**EXCERPTED RECORDS**

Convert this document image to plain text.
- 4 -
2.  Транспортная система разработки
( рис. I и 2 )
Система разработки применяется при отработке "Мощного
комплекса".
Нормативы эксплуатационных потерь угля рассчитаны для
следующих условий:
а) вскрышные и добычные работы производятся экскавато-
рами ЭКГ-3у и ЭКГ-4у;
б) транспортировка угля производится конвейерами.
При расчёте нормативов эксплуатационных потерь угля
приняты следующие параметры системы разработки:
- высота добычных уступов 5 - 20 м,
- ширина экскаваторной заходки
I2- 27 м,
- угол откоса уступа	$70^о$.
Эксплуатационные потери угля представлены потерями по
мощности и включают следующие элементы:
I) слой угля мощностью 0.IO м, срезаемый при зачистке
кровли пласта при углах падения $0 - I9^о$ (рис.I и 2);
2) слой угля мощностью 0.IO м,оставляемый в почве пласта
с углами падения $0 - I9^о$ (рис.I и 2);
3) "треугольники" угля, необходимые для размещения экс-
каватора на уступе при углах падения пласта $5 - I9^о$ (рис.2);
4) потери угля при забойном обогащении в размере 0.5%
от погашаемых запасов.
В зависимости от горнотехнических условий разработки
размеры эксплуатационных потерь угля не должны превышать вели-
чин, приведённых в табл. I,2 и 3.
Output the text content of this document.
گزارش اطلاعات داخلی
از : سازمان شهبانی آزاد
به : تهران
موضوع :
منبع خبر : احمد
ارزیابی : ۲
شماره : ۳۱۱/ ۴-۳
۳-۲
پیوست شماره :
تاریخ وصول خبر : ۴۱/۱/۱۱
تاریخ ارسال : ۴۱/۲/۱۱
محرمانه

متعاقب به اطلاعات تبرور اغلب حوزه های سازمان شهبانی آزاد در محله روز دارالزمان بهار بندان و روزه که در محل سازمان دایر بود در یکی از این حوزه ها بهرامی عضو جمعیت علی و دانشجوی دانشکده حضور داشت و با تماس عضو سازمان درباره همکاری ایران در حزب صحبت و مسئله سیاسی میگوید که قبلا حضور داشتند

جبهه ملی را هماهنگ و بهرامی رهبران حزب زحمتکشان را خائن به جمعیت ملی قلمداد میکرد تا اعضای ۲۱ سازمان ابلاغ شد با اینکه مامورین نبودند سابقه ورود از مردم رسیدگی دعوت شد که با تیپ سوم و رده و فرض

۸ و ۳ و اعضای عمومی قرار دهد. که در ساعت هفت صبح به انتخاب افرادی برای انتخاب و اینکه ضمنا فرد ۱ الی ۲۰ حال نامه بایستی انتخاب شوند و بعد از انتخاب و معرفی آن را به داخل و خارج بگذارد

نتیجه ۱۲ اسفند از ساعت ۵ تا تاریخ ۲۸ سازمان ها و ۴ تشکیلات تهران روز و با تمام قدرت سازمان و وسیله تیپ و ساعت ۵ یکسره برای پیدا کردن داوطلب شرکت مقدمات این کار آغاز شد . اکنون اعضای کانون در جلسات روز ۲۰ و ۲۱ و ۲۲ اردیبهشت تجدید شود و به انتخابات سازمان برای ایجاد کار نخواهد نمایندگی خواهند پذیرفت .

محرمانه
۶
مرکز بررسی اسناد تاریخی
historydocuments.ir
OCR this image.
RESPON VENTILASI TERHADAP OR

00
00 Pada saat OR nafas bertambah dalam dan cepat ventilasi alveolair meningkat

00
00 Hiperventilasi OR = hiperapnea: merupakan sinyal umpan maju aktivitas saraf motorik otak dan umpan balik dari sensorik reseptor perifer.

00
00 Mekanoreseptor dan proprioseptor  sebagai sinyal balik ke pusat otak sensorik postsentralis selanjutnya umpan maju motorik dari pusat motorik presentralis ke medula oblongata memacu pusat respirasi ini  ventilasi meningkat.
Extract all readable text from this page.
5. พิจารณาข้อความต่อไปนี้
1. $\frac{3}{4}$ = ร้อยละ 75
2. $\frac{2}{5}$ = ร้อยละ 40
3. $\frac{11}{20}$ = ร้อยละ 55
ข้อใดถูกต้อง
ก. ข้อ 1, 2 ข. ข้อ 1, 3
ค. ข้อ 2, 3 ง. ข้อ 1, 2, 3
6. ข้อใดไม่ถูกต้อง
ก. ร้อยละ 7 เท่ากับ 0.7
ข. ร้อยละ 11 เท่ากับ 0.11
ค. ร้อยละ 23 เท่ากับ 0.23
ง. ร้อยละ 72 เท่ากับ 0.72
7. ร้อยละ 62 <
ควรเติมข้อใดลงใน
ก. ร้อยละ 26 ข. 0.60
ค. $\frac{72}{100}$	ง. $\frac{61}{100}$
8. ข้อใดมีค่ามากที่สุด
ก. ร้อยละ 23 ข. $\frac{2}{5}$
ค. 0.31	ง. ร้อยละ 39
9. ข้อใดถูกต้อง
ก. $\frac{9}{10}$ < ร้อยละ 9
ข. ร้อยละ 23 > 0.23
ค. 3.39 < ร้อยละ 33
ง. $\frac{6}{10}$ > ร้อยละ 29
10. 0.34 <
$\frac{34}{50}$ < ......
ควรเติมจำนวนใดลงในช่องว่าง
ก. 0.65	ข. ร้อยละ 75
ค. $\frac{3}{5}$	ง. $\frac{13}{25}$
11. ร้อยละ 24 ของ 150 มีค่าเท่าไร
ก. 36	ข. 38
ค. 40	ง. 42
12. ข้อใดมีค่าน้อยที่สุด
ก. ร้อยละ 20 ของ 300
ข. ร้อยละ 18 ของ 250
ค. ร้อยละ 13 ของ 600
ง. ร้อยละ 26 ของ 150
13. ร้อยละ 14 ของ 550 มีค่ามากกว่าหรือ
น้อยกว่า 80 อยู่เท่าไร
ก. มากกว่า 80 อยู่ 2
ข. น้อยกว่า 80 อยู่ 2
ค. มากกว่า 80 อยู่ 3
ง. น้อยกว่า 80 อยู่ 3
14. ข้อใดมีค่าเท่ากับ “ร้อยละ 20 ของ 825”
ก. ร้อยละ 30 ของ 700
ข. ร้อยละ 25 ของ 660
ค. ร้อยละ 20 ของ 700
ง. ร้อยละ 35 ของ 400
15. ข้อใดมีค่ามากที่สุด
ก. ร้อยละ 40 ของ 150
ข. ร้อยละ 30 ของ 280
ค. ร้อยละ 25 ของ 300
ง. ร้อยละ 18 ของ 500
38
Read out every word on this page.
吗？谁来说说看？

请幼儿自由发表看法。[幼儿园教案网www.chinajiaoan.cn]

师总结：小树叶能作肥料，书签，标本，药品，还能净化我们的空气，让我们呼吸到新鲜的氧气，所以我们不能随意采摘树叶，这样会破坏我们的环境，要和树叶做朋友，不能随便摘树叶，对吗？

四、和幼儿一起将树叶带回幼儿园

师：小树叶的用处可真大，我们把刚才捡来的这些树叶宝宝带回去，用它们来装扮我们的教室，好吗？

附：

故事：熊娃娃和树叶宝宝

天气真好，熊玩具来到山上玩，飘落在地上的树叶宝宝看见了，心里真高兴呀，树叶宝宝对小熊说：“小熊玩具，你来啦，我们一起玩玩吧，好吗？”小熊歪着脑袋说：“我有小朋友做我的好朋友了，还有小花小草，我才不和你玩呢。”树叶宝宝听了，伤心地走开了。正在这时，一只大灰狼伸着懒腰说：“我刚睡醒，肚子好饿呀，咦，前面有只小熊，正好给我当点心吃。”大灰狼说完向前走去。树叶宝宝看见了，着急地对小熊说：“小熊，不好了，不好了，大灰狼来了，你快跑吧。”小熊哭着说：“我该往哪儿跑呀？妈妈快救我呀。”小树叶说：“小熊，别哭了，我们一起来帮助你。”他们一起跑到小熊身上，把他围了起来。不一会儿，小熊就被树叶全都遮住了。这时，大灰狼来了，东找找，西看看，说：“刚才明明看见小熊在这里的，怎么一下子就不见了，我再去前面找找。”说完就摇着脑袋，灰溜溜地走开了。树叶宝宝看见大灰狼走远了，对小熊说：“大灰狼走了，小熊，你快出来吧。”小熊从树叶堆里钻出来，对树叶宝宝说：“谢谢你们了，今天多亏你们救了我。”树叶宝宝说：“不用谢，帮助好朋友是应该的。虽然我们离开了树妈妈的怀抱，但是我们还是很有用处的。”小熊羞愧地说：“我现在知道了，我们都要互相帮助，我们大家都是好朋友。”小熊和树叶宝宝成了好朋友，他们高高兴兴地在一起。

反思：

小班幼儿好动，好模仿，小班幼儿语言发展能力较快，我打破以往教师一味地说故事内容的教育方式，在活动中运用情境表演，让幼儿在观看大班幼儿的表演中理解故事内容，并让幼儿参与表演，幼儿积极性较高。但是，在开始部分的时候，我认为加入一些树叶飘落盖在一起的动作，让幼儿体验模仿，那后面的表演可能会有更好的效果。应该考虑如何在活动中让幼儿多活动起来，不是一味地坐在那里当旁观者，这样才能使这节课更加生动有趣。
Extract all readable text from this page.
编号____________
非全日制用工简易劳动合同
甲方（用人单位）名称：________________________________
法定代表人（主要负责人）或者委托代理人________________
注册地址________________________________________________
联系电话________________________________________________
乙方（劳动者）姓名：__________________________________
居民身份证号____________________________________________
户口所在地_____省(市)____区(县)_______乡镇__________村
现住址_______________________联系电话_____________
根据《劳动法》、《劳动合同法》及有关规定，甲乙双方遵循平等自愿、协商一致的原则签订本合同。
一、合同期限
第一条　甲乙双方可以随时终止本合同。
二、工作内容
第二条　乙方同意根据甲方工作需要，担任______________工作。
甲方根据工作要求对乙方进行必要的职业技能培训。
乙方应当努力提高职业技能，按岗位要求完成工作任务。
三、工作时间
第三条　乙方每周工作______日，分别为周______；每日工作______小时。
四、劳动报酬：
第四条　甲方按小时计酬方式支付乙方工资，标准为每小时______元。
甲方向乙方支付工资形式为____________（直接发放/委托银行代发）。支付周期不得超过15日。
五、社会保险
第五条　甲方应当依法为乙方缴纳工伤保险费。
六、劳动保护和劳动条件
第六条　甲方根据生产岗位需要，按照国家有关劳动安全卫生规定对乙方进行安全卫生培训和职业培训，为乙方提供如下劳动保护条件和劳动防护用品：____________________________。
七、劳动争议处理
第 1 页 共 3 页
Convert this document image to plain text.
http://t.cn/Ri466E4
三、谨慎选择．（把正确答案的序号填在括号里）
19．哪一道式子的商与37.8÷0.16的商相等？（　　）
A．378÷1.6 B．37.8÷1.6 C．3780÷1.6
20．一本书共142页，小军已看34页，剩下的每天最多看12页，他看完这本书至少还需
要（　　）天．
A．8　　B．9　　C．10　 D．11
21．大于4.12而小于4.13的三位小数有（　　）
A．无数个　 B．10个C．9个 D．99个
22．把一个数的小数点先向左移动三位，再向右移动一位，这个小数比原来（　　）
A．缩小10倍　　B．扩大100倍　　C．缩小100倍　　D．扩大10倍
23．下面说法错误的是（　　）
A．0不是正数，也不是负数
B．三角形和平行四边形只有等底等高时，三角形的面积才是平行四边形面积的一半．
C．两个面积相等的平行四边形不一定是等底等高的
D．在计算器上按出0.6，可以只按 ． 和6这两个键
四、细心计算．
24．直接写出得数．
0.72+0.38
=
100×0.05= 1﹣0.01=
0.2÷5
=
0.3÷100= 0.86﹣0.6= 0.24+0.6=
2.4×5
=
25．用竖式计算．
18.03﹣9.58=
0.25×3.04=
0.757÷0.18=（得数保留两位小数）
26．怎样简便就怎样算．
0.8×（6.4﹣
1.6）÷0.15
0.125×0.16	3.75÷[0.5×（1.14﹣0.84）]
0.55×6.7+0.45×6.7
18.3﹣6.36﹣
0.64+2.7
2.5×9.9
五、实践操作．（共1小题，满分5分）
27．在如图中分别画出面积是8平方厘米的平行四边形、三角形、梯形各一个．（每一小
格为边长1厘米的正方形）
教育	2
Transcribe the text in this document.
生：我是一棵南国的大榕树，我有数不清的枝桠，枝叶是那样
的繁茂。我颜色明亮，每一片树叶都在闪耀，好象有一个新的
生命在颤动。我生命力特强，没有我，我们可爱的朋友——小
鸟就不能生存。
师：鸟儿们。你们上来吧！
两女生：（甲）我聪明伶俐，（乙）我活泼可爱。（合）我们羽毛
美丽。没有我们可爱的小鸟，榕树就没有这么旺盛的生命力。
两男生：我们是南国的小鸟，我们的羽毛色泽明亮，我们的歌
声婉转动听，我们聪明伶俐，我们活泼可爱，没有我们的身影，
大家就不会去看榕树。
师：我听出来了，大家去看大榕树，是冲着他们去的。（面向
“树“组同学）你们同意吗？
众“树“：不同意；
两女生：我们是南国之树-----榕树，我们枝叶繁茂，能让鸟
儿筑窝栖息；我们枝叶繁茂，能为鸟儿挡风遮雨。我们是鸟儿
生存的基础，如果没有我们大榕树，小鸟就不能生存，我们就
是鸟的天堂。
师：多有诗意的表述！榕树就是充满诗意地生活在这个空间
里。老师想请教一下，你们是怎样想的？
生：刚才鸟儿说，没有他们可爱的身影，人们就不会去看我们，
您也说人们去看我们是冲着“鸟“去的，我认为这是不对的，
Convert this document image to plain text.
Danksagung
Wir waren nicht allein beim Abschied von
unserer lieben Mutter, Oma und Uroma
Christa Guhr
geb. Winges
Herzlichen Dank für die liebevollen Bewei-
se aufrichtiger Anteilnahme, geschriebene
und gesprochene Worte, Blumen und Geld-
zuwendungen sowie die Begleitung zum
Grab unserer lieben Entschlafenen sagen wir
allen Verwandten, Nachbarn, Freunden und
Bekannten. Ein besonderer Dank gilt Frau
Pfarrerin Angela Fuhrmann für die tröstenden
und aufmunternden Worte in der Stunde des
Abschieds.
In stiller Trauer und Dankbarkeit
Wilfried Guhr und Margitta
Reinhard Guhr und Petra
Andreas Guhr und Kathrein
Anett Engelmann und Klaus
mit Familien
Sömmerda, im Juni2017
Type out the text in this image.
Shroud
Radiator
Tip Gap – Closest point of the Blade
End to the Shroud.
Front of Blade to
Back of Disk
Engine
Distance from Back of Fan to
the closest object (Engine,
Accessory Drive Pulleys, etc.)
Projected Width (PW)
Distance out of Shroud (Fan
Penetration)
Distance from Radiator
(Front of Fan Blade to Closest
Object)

**OBJECTIVE**
Pull out every line from the one with "Transcribe the text in this document." to the end of the listing, and output only those.

**CORRECT OUTPUT**
Transcribe the text in this document.
生：我是一棵南国的大榕树，我有数不清的枝桠，枝叶是那样
的繁茂。我颜色明亮，每一片树叶都在闪耀，好象有一个新的
生命在颤动。我生命力特强，没有我，我们可爱的朋友——小
鸟就不能生存。
师：鸟儿们。你们上来吧！
两女生：（甲）我聪明伶俐，（乙）我活泼可爱。（合）我们羽毛
美丽。没有我们可爱的小鸟，榕树就没有这么旺盛的生命力。
两男生：我们是南国的小鸟，我们的羽毛色泽明亮，我们的歌
声婉转动听，我们聪明伶俐，我们活泼可爱，没有我们的身影，
大家就不会去看榕树。
师：我听出来了，大家去看大榕树，是冲着他们去的。（面向
“树“组同学）你们同意吗？
众“树“：不同意；
两女生：我们是南国之树-----榕树，我们枝叶繁茂，能让鸟
儿筑窝栖息；我们枝叶繁茂，能为鸟儿挡风遮雨。我们是鸟儿
生存的基础，如果没有我们大榕树，小鸟就不能生存，我们就
是鸟的天堂。
师：多有诗意的表述！榕树就是充满诗意地生活在这个空间
里。老师想请教一下，你们是怎样想的？
生：刚才鸟儿说，没有他们可爱的身影，人们就不会去看我们，
您也说人们去看我们是冲着“鸟“去的，我认为这是不对的，
Convert this document image to plain text.
Danksagung
Wir waren nicht allein beim Abschied von
unserer lieben Mutter, Oma und Uroma
Christa Guhr
geb. Winges
Herzlichen Dank für die liebevollen Bewei-
se aufrichtiger Anteilnahme, geschriebene
und gesprochene Worte, Blumen und Geld-
zuwendungen sowie die Begleitung zum
Grab unserer lieben Entschlafenen sagen wir
allen Verwandten, Nachbarn, Freunden und
Bekannten. Ein besonderer Dank gilt Frau
Pfarrerin Angela Fuhrmann für die tröstenden
und aufmunternden Worte in der Stunde des
Abschieds.
In stiller Trauer und Dankbarkeit
Wilfried Guhr und Margitta
Reinhard Guhr und Petra
Andreas Guhr und Kathrein
Anett Engelmann und Klaus
mit Familien
Sömmerda, im Juni2017
Type out the text in this image.
Shroud
Radiator
Tip Gap – Closest point of the Blade
End to the Shroud.
Front of Blade to
Back of Disk
Engine
Distance from Back of Fan to
the closest object (Engine,
Accessory Drive Pulleys, etc.)
Projected Width (PW)
Distance out of Shroud (Fan
Penetration)
Distance from Radiator
(Front of Fan Blade to Closest
Object)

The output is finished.